Recorded data:
^^^^^^^^^^^^^^^^

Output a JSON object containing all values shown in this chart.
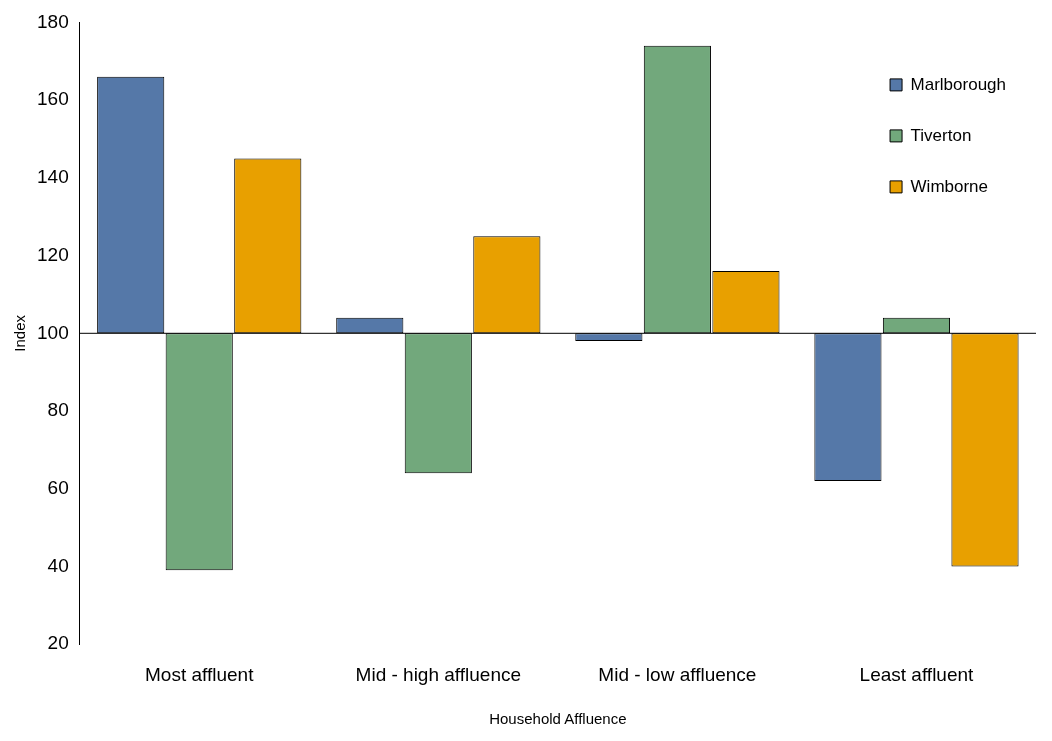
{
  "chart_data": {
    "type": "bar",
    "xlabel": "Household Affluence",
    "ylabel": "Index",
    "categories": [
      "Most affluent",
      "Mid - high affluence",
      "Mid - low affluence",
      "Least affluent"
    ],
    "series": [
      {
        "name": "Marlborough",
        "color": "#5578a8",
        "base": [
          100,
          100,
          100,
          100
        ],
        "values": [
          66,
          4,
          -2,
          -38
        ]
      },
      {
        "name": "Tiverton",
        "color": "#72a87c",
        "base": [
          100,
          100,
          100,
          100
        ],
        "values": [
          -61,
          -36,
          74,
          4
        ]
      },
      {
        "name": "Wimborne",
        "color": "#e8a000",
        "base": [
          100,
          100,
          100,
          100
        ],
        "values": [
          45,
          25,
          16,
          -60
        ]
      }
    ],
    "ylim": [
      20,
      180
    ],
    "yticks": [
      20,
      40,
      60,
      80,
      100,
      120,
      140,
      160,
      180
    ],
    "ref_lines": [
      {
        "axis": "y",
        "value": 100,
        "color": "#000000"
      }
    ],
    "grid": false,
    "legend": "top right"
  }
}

^^^^^^^^^^^^^^^^

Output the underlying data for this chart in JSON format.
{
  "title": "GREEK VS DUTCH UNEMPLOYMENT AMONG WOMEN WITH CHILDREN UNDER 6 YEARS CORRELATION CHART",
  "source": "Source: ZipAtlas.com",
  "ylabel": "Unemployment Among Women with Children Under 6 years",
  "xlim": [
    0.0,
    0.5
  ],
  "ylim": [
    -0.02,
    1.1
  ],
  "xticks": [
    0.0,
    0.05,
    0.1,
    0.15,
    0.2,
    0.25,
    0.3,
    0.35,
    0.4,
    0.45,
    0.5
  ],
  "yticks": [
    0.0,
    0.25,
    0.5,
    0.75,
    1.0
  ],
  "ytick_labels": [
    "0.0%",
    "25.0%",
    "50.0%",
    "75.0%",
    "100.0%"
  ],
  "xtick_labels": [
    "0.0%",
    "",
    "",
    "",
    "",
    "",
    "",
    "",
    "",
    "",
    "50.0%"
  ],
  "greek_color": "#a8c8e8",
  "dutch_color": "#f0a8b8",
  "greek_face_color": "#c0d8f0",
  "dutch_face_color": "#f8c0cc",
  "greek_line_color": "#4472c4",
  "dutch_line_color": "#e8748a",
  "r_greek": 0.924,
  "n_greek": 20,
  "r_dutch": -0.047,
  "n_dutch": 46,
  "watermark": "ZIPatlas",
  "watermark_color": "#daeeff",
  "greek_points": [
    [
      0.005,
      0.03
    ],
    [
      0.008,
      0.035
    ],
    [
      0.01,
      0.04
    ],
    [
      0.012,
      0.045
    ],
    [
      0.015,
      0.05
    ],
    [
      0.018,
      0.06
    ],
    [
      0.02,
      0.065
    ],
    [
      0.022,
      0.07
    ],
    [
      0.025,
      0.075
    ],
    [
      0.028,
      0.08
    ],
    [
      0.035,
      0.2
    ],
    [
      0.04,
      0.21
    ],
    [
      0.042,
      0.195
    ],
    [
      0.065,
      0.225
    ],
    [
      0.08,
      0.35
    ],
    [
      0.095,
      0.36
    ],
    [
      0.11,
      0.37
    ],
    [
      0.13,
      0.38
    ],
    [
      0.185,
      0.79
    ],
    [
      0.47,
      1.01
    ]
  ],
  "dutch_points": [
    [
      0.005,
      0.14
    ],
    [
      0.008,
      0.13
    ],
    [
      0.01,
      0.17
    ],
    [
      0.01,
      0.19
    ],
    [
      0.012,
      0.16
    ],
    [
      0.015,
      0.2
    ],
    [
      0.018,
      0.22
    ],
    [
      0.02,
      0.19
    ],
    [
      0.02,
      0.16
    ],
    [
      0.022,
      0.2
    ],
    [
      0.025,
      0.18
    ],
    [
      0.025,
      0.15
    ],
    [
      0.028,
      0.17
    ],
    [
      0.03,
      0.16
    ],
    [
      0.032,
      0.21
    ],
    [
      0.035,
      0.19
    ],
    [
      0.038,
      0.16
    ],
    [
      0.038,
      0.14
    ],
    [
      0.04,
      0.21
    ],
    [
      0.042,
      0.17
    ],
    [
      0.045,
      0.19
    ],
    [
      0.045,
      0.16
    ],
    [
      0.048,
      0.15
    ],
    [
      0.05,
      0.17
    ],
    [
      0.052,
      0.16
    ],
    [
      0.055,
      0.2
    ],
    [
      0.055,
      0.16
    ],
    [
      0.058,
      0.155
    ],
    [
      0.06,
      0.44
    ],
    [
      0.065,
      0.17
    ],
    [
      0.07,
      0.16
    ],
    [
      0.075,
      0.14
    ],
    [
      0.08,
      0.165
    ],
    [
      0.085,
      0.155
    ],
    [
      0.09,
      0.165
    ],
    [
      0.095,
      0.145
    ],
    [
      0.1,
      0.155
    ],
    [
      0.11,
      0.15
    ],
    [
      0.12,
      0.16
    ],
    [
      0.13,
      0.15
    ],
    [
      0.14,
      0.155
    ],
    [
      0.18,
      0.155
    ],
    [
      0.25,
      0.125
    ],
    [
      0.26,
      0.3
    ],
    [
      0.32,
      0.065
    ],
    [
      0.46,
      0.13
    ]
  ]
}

^^^^^^^^^^^^^^^^

PROBLEM STATEMENT:
List all lines above in which the string "name" appears.

TASK OUTPUT:
        "name": "Marlborough",
        "name": "Tiverton",
        "name": "Wimborne",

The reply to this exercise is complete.